▼▼▼

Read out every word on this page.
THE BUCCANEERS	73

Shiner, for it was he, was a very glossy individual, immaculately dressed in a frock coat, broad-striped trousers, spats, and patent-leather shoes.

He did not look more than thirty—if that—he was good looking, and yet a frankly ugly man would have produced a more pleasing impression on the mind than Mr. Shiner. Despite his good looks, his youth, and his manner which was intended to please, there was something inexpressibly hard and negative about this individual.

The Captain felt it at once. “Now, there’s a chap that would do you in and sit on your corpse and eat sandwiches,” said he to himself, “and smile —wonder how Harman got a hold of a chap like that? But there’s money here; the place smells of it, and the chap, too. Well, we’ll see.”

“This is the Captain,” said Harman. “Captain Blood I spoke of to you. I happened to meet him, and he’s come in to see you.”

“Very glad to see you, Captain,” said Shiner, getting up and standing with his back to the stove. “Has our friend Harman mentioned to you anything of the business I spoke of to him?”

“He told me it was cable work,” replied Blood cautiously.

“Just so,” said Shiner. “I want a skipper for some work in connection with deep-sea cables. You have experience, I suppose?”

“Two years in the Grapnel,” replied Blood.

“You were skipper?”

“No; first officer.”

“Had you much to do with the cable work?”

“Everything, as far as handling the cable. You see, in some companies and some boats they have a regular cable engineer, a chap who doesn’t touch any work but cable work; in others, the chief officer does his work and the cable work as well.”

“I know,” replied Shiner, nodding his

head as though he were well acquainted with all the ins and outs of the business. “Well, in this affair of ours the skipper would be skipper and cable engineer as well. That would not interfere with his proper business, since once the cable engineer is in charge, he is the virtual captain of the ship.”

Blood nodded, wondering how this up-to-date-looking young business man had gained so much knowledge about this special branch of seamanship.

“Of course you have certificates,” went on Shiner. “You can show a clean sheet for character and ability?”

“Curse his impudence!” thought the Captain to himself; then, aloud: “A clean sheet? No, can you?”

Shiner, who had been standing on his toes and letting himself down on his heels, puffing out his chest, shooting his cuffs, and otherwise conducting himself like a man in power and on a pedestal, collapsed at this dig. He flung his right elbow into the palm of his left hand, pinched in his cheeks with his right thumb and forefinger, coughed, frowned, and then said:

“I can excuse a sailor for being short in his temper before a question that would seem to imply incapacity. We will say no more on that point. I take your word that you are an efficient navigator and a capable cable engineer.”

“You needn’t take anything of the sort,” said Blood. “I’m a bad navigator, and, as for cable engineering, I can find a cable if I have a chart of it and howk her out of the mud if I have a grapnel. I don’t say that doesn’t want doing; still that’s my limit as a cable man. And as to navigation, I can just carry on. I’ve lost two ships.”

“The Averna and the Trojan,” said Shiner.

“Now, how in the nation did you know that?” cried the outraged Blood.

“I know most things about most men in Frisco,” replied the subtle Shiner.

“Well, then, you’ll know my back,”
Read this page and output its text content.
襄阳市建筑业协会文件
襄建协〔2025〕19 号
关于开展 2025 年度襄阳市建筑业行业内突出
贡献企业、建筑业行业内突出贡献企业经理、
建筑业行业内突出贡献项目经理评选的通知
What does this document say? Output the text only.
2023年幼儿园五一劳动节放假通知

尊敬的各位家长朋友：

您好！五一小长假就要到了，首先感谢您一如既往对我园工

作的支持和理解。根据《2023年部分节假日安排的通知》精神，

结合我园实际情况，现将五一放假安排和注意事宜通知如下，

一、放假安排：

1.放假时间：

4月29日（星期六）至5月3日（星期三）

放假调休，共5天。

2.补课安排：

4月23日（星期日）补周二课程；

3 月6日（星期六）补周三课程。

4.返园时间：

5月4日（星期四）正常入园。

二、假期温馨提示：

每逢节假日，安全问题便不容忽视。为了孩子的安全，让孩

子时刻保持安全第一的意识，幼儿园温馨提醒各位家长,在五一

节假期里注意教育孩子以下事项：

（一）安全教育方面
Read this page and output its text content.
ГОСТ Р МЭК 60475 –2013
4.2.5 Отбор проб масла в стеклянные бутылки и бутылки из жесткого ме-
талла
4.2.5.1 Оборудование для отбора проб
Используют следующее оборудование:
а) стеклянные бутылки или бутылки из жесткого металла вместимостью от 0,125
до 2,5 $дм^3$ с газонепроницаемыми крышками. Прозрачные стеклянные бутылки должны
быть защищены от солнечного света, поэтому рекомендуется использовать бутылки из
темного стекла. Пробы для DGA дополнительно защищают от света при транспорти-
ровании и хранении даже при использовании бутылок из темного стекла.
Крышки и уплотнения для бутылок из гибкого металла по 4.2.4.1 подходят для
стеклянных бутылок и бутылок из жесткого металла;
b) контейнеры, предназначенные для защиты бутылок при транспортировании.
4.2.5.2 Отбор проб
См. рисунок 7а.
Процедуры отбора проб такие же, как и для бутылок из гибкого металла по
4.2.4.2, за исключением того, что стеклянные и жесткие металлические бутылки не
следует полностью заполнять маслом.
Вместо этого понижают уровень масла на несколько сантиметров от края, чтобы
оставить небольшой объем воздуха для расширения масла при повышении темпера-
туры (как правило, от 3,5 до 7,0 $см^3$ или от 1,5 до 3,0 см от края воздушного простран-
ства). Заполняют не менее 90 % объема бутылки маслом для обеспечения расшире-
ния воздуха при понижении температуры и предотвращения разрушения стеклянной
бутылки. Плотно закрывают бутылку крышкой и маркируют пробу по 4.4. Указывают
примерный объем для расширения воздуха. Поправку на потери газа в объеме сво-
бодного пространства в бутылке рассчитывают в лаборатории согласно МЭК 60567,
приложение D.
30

▲▲▲

▶ Exercise prompt:
Copy out all lines from the material above that contain the string "business".

▶ Complete response:
“Very glad to see you, Captain,” said Shiner, getting up and standing with his back to the stove. “Has our friend Harman mentioned to you anything of the business I spoke of to him?”
head as though he were well acquainted with all the ins and outs of the business. “Well, in this affair of ours the skipper would be skipper and cable engineer as well. That would not interfere with his proper business, since once the cable engineer is in charge, he is the virtual captain of the ship.”
Blood nodded, wondering how this up-to-date-looking young business man had gained so much knowledge about this special branch of seamanship.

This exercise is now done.